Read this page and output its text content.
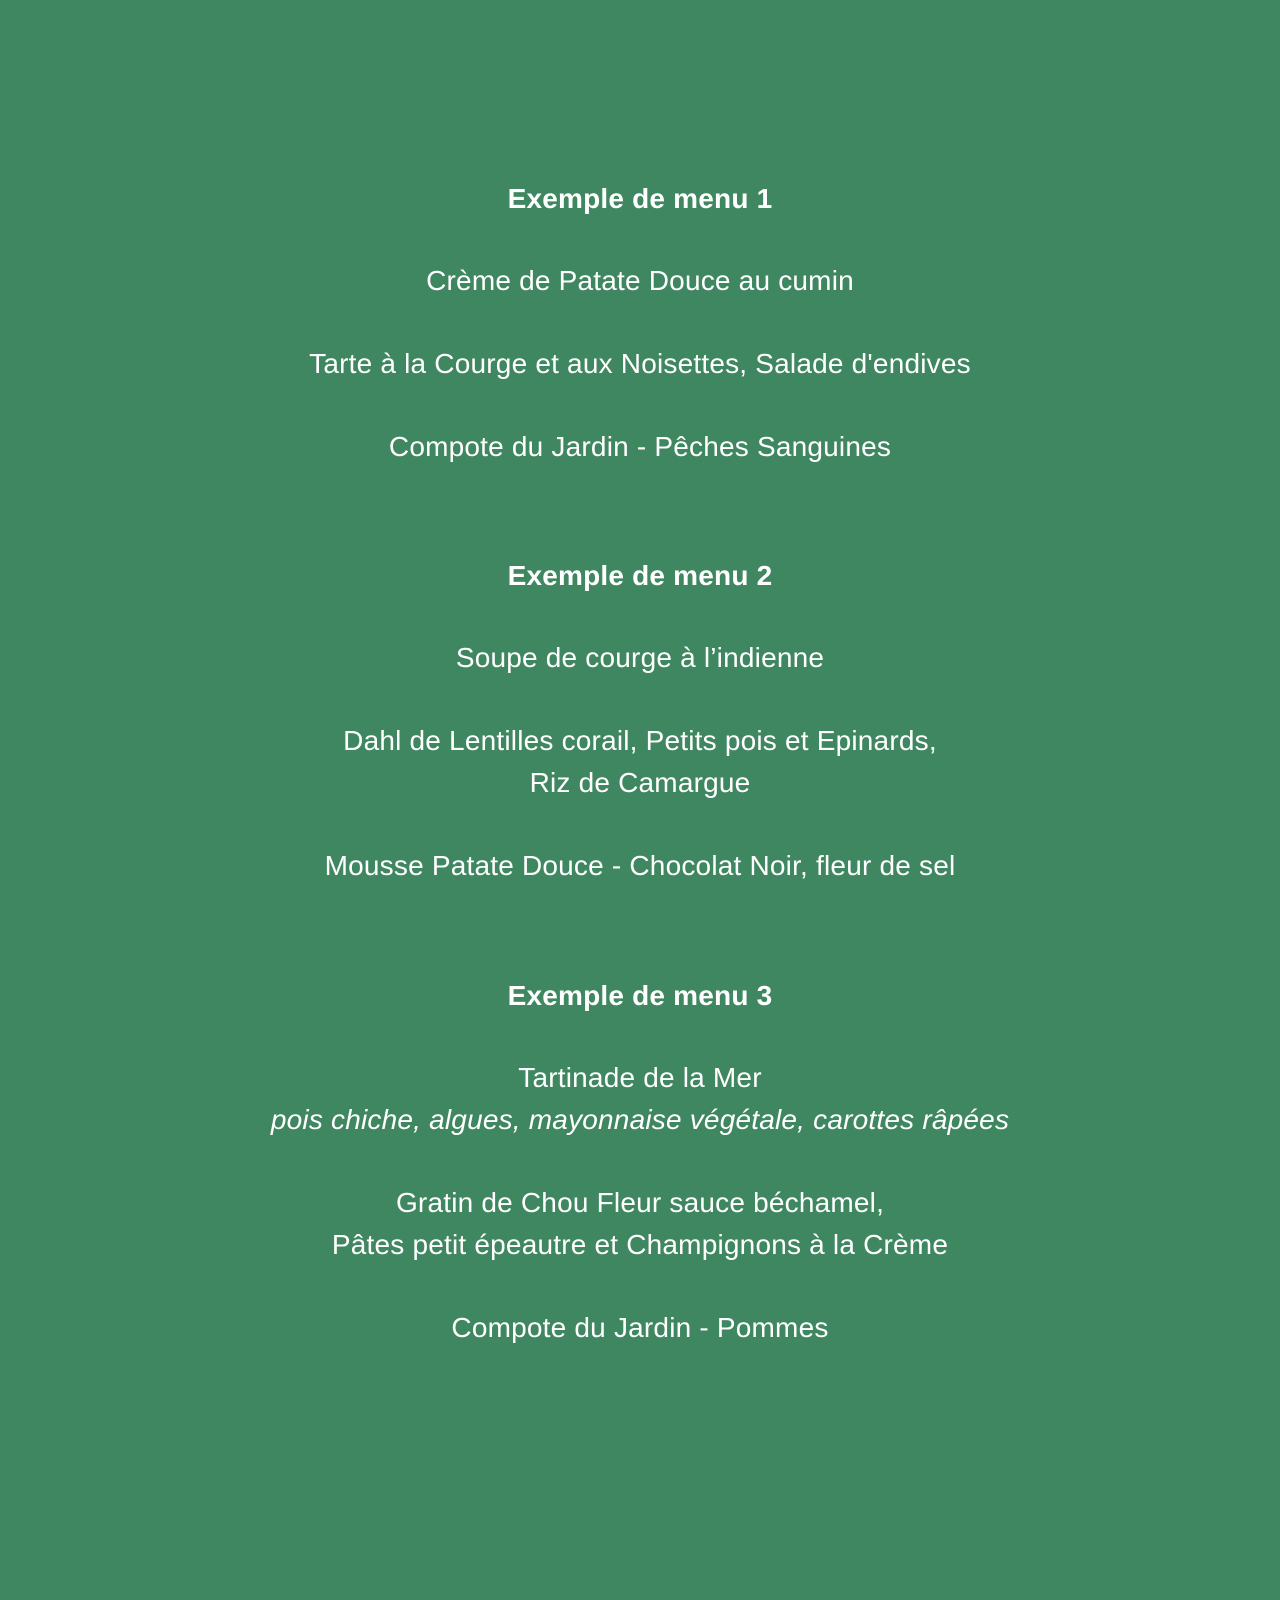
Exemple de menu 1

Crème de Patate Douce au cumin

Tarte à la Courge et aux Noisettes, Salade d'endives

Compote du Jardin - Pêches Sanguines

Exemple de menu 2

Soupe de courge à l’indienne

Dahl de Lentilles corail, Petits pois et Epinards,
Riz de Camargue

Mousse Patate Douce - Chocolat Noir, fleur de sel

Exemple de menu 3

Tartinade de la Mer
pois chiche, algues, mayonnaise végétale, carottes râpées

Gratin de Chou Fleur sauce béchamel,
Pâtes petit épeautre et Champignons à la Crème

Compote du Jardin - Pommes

☆ ☆ ☆

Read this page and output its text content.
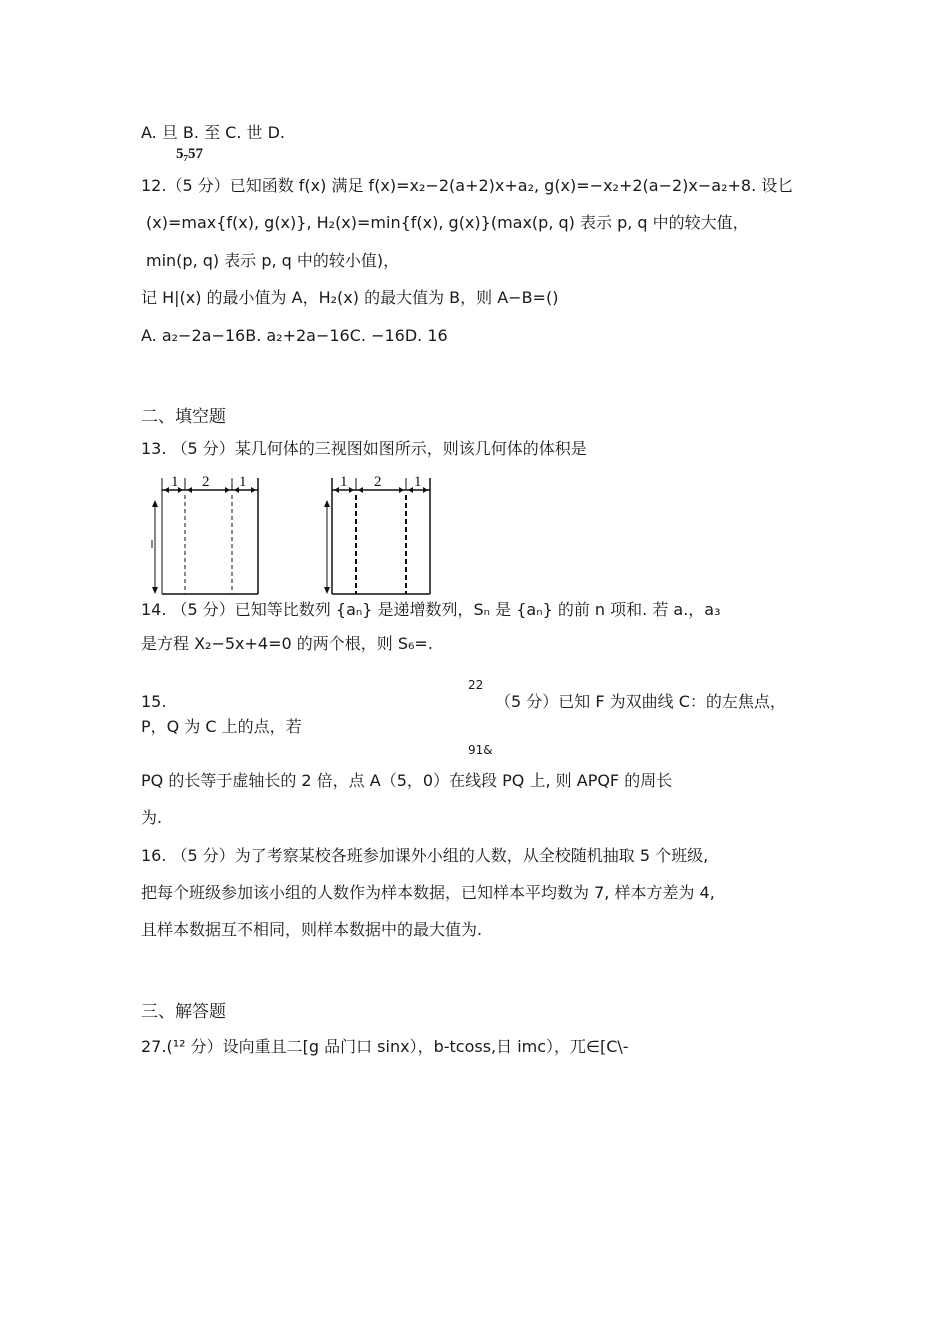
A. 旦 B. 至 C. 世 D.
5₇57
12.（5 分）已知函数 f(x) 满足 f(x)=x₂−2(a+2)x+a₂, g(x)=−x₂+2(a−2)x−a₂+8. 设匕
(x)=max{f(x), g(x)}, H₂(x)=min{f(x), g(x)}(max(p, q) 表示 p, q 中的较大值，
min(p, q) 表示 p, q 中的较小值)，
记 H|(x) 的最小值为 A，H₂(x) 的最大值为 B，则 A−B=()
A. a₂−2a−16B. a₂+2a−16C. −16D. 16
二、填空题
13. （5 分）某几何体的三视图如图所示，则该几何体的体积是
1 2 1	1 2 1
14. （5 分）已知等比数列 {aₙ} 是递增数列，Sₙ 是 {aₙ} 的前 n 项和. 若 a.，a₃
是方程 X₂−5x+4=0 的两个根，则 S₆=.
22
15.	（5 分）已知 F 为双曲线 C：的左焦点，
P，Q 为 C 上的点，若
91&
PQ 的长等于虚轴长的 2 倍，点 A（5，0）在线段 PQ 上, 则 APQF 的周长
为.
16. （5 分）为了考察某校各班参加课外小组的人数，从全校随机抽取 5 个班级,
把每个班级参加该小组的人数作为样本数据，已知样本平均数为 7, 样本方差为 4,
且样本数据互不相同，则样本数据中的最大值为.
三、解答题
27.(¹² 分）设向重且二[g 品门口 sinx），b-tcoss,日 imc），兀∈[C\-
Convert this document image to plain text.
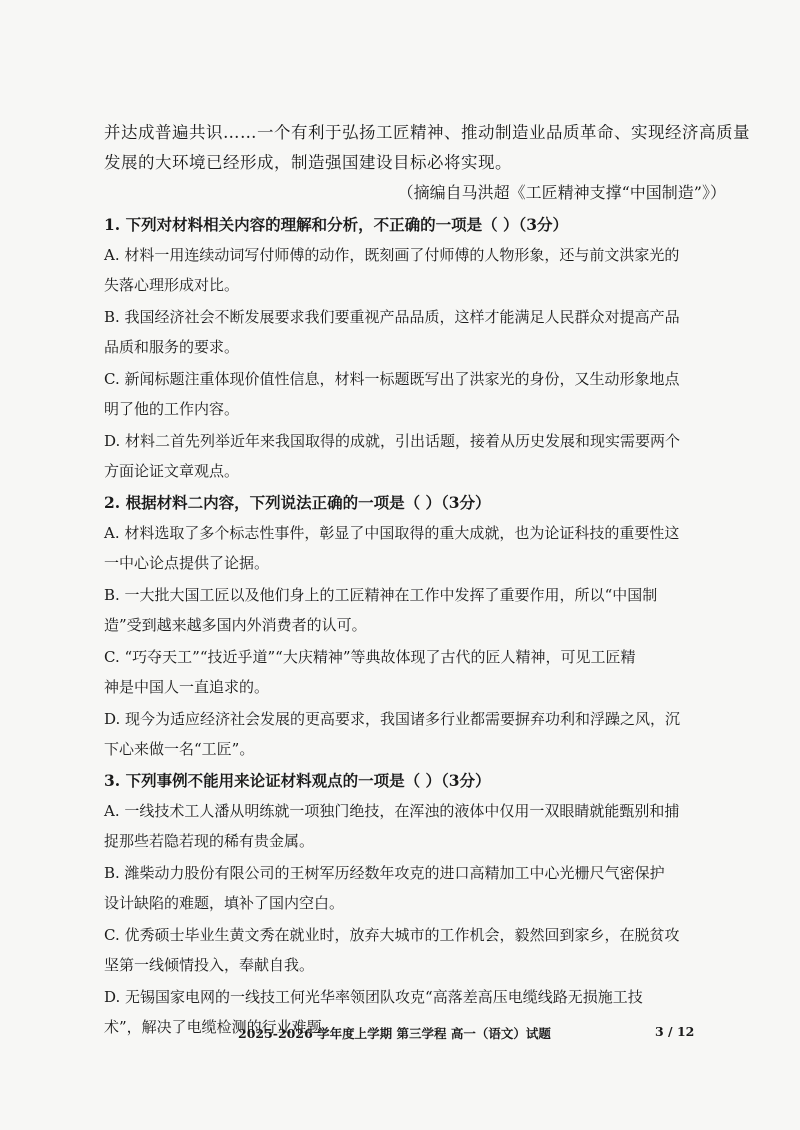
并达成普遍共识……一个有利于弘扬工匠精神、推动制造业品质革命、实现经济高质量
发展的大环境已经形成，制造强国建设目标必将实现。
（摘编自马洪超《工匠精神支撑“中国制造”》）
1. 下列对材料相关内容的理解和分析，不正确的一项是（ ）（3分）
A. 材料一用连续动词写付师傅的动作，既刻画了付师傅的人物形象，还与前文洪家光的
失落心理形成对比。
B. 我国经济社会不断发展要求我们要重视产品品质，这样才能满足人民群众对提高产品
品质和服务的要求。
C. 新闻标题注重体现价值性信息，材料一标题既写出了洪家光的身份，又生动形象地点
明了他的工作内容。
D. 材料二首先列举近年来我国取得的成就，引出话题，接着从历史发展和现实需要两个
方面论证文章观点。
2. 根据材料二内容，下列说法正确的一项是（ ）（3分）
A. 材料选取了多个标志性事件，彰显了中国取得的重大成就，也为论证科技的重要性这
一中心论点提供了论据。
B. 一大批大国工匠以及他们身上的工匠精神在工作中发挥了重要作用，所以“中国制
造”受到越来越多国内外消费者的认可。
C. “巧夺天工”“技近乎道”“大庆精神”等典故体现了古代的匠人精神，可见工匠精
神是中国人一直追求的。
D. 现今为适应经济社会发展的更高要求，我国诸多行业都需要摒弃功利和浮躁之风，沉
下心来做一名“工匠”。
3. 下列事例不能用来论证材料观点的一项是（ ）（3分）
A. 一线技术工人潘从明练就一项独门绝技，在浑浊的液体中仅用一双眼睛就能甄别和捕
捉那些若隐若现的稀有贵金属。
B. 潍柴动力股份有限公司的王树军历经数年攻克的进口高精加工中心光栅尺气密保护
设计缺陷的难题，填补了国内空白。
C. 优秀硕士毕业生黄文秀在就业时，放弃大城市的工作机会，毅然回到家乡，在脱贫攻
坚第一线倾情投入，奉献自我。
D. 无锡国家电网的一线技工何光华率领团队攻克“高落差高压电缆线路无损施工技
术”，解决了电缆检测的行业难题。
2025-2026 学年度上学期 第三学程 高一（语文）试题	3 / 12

☆ ☆ ☆

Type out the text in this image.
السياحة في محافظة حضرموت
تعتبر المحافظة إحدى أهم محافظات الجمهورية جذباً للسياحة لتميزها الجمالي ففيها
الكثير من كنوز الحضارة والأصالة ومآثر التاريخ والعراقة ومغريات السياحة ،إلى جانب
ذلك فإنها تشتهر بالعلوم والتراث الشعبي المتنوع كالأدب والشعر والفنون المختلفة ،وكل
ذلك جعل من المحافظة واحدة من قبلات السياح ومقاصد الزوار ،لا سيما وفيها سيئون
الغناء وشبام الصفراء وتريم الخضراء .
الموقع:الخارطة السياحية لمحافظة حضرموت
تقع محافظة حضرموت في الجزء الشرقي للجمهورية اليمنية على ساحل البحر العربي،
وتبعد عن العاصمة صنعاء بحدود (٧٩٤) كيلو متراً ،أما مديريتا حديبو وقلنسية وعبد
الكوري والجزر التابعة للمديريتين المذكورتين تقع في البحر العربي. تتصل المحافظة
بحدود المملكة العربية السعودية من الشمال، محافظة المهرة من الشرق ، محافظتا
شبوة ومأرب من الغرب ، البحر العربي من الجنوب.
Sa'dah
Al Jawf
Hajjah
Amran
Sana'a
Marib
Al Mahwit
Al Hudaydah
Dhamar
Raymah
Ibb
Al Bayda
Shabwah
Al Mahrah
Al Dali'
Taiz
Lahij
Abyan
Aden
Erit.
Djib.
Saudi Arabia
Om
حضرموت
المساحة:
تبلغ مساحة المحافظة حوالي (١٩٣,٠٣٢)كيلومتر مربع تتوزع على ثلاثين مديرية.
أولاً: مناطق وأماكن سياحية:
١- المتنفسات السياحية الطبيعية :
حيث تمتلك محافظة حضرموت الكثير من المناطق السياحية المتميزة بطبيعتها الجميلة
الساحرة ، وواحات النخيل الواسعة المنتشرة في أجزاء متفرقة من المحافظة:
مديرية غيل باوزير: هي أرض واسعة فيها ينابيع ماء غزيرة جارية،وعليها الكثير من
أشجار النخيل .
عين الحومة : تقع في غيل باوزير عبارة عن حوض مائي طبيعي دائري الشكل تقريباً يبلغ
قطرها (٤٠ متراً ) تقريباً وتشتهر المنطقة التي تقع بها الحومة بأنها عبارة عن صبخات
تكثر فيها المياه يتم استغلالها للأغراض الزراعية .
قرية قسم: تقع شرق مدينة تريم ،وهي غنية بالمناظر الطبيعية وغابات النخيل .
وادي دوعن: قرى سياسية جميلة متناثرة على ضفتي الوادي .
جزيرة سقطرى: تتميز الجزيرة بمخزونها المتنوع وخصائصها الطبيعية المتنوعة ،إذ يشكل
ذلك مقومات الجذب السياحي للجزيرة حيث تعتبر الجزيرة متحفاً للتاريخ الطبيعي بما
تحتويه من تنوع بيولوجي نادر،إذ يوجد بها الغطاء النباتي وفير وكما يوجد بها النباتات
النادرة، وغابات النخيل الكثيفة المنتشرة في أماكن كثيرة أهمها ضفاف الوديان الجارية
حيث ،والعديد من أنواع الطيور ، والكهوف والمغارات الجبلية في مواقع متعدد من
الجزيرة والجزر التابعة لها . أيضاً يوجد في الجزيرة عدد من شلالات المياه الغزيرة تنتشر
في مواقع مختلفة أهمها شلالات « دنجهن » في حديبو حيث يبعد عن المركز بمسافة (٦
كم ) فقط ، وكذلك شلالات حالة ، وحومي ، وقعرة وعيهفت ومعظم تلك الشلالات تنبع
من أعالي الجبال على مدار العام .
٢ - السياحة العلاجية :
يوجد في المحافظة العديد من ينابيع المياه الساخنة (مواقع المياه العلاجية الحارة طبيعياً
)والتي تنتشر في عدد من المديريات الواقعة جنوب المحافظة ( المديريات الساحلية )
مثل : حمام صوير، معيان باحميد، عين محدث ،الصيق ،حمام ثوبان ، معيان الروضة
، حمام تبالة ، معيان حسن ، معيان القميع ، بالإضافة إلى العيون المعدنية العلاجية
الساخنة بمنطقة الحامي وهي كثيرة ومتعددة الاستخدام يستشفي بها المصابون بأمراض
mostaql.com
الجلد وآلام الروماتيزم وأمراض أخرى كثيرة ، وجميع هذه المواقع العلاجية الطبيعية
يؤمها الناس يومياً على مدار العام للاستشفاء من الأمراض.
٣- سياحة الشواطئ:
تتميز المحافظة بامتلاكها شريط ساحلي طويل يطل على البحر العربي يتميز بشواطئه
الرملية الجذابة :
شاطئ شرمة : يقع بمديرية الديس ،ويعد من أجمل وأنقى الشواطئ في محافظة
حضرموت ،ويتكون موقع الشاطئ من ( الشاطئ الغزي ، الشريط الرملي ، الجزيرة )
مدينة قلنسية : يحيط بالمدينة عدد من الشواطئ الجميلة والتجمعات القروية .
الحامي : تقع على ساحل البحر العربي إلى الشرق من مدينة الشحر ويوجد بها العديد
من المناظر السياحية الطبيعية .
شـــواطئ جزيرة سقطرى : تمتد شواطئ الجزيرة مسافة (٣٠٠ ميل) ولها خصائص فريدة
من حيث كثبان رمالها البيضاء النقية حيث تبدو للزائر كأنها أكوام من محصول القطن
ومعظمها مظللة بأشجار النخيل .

☆ ☆ ☆

Look through the records and gather every line containing "معيان".

_THE ANSWER_.
مثل : حمام صوير، معيان باحميد، عين محدث ،الصيق ،حمام ثوبان ، معيان الروضة
، حمام تبالة ، معيان حسن ، معيان القميع ، بالإضافة إلى العيون المعدنية العلاجية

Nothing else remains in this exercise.